Write out all lines holding the word "Markets".

#### RECORD EXCERPTS
* * * * * * *
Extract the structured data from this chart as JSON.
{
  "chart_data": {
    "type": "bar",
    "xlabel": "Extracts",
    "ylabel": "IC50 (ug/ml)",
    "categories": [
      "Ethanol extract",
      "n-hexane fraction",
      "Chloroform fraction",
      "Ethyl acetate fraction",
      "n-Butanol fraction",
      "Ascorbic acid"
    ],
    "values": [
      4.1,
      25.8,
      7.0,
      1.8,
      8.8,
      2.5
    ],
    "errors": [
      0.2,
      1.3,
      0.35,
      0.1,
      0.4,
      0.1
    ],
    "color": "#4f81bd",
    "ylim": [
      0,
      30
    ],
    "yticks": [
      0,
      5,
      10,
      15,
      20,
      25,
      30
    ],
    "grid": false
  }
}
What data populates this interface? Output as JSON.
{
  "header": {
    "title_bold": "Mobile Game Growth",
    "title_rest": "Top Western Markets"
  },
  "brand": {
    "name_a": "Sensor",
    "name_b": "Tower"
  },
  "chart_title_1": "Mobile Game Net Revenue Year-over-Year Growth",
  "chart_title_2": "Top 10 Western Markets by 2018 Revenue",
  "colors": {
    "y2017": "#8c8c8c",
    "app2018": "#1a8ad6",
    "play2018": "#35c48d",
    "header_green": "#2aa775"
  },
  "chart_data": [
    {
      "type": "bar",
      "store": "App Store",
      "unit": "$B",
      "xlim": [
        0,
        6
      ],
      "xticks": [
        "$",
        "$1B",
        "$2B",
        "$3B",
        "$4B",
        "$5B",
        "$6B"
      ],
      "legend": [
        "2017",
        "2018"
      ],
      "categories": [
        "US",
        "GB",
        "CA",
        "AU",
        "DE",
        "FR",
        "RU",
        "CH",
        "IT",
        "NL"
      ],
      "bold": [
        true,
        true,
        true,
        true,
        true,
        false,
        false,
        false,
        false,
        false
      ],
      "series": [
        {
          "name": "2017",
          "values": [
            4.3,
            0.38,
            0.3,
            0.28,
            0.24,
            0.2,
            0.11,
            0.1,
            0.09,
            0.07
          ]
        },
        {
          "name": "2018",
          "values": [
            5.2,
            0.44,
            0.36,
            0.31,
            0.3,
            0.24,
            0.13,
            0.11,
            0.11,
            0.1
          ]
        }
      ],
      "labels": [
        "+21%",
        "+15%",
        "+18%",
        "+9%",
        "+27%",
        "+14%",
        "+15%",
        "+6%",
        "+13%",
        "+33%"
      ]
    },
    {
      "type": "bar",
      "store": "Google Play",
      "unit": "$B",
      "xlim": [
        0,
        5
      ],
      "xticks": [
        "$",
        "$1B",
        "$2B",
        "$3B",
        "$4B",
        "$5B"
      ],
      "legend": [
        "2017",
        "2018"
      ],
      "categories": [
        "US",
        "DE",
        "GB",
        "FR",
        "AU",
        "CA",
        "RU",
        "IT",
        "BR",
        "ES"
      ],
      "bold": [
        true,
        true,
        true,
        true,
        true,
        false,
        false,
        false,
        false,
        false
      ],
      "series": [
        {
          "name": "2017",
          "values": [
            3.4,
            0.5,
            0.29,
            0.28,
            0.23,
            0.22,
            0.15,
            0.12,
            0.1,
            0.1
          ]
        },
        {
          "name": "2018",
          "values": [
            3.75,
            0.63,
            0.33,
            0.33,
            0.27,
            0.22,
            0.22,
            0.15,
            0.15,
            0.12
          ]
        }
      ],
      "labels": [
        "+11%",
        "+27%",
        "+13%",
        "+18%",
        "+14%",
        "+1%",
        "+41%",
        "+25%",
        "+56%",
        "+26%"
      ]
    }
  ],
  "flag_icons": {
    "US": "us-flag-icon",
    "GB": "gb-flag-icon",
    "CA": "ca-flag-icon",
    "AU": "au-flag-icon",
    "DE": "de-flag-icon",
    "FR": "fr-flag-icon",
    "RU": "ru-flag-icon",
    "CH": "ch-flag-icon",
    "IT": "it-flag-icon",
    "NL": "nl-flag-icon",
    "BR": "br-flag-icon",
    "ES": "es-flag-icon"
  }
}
* * * * * * *
#### REPLY
    "title_rest": "Top Western Markets"
  "chart_title_2": "Top 10 Western Markets by 2018 Revenue",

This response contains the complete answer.